[REQUIREMENT] Provide the number of lines where the word "specifications" occurs, and no other text.

[MATERIAL SHOWN]
========================================
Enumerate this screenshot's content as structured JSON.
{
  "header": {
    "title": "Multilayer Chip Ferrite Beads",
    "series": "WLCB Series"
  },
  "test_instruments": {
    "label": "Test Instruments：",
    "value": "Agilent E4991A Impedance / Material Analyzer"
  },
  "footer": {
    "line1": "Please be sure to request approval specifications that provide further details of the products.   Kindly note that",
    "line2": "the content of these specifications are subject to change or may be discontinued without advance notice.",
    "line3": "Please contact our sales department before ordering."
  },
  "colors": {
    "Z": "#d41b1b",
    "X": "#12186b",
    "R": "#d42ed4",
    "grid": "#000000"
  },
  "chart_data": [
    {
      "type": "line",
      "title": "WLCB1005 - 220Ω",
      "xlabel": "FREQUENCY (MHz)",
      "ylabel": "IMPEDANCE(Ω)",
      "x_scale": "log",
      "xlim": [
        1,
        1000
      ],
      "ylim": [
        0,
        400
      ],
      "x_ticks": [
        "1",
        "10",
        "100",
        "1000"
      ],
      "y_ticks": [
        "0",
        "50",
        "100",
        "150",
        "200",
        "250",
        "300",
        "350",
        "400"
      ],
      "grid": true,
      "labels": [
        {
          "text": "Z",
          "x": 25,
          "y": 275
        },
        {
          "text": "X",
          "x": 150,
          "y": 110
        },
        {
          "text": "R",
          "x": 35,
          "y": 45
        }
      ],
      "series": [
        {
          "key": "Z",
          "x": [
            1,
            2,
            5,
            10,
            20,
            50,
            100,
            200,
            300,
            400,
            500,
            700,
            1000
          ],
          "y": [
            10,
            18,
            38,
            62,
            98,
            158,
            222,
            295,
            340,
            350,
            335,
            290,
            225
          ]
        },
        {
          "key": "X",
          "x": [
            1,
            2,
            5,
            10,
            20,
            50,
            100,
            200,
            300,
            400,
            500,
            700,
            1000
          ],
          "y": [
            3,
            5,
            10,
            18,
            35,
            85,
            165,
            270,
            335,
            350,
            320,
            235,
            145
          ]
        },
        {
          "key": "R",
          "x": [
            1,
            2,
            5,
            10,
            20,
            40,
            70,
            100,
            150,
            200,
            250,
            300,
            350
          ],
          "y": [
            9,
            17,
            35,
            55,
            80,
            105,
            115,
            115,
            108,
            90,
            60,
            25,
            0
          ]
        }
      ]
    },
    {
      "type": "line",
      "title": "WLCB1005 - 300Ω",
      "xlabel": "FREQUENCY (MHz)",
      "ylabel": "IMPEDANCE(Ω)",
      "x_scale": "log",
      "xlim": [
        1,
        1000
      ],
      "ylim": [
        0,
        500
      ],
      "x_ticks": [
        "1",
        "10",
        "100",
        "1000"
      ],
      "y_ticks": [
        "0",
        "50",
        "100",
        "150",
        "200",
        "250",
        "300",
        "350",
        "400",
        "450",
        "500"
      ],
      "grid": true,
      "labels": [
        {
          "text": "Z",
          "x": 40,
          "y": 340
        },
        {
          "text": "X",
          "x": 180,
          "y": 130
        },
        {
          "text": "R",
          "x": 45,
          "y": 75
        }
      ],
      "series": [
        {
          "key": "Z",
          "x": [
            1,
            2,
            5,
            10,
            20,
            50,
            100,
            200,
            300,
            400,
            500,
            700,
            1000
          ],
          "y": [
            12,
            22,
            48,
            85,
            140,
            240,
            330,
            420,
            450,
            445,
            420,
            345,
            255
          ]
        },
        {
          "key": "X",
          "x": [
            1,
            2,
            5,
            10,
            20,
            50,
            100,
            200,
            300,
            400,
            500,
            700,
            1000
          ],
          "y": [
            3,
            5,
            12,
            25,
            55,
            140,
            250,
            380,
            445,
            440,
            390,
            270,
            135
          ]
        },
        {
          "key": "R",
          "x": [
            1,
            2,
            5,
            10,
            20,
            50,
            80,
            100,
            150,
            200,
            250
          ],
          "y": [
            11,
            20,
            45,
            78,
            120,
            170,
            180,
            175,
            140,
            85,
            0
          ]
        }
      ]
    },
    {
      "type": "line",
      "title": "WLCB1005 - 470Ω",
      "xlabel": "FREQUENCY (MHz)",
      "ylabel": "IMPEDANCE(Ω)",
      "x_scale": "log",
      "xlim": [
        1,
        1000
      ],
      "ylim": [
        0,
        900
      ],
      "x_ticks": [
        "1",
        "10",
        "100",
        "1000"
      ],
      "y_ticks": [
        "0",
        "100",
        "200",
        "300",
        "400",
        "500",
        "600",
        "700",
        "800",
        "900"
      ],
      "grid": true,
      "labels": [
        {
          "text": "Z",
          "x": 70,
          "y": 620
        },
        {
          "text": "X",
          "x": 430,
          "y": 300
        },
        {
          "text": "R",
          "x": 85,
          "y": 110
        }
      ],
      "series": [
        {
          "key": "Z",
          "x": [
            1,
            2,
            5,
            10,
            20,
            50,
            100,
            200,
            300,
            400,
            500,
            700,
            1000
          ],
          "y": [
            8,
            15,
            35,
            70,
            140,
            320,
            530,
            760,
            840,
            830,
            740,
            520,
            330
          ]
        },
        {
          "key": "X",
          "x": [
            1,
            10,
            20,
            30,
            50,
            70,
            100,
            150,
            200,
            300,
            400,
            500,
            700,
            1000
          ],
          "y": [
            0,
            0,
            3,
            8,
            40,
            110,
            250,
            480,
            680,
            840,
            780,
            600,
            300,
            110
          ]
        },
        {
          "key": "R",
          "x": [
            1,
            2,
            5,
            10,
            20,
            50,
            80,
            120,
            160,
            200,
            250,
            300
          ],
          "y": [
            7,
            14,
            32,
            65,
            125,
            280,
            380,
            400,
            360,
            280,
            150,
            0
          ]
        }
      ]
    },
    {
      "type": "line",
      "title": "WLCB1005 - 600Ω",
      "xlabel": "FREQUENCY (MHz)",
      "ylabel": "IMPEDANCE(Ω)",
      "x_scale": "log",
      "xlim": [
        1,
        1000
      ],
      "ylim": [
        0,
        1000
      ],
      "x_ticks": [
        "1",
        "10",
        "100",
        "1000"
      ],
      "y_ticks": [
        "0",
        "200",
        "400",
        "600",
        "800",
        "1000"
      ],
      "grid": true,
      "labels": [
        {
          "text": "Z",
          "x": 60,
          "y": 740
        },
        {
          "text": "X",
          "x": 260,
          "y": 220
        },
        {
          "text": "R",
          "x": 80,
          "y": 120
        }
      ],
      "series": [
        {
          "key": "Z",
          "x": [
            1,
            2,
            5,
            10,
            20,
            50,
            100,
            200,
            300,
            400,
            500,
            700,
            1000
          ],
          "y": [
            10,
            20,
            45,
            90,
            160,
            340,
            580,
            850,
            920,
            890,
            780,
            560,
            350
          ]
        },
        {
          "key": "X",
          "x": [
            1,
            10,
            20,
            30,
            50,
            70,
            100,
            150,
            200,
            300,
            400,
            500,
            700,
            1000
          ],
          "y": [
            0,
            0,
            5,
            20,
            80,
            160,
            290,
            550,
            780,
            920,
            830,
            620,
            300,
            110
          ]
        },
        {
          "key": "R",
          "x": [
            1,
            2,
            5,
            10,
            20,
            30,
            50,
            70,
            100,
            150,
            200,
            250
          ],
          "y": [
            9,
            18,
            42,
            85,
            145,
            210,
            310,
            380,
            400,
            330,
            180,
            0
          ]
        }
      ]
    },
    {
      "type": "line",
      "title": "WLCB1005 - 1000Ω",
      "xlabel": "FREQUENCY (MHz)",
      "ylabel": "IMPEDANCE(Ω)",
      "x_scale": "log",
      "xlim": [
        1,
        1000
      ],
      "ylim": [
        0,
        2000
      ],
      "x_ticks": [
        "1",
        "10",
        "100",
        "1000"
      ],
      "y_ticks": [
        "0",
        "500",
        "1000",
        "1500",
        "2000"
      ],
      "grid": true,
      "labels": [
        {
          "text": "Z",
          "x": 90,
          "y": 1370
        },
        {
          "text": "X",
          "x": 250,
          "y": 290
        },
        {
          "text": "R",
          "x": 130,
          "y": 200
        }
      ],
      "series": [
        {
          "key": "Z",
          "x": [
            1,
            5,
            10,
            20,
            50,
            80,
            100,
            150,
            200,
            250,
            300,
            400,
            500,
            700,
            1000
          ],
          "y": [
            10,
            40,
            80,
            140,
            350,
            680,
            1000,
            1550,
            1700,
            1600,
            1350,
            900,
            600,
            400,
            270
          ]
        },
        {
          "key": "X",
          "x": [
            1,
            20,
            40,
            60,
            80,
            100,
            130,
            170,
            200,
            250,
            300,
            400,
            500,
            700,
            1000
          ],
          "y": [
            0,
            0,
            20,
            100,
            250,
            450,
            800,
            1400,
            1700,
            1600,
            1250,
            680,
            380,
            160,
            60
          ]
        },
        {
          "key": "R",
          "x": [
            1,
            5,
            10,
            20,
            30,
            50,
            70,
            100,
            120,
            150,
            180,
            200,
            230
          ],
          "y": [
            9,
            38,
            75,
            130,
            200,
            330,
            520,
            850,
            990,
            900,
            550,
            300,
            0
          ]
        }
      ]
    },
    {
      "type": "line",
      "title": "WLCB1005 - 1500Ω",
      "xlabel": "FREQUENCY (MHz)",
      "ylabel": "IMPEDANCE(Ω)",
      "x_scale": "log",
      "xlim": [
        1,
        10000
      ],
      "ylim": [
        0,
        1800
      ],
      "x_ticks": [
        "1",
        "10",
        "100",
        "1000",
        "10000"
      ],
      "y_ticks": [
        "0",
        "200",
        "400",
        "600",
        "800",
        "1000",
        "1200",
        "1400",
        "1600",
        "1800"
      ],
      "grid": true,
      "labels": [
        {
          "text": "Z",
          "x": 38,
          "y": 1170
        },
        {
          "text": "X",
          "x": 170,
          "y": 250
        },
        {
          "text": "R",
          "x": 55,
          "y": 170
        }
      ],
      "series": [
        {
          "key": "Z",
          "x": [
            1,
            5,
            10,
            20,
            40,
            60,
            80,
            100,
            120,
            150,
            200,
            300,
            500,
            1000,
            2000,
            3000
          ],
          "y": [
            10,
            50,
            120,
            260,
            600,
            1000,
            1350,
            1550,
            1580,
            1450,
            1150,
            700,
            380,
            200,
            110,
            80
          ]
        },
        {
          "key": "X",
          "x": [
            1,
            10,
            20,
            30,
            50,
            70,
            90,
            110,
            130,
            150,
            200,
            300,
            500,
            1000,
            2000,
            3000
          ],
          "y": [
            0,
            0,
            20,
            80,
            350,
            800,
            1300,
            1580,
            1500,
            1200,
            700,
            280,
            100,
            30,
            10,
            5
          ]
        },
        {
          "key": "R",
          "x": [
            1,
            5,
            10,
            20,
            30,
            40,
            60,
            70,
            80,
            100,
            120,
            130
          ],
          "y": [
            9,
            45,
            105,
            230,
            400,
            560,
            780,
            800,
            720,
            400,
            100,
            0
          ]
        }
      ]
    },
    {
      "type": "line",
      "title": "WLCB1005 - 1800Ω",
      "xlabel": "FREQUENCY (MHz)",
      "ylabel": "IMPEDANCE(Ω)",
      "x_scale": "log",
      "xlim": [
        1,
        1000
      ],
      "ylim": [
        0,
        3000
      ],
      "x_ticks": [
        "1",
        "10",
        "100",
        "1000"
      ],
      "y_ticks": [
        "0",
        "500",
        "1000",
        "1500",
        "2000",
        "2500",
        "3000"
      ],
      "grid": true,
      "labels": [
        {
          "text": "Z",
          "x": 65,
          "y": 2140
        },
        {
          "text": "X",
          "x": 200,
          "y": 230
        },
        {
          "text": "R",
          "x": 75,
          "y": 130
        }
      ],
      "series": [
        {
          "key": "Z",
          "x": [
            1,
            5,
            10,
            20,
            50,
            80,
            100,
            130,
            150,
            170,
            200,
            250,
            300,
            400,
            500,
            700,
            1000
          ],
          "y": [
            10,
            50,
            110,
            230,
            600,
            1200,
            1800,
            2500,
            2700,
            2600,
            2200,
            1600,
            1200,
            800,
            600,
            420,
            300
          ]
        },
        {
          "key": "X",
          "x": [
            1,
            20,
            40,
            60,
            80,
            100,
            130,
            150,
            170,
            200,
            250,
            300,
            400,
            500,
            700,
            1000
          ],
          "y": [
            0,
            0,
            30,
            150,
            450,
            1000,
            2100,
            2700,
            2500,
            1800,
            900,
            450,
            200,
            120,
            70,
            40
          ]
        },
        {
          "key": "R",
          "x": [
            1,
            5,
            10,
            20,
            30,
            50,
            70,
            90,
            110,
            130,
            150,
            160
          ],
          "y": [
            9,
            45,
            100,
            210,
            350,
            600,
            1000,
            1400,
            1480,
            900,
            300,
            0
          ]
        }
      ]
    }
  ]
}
========================================
[OUTPUT BELOW] 2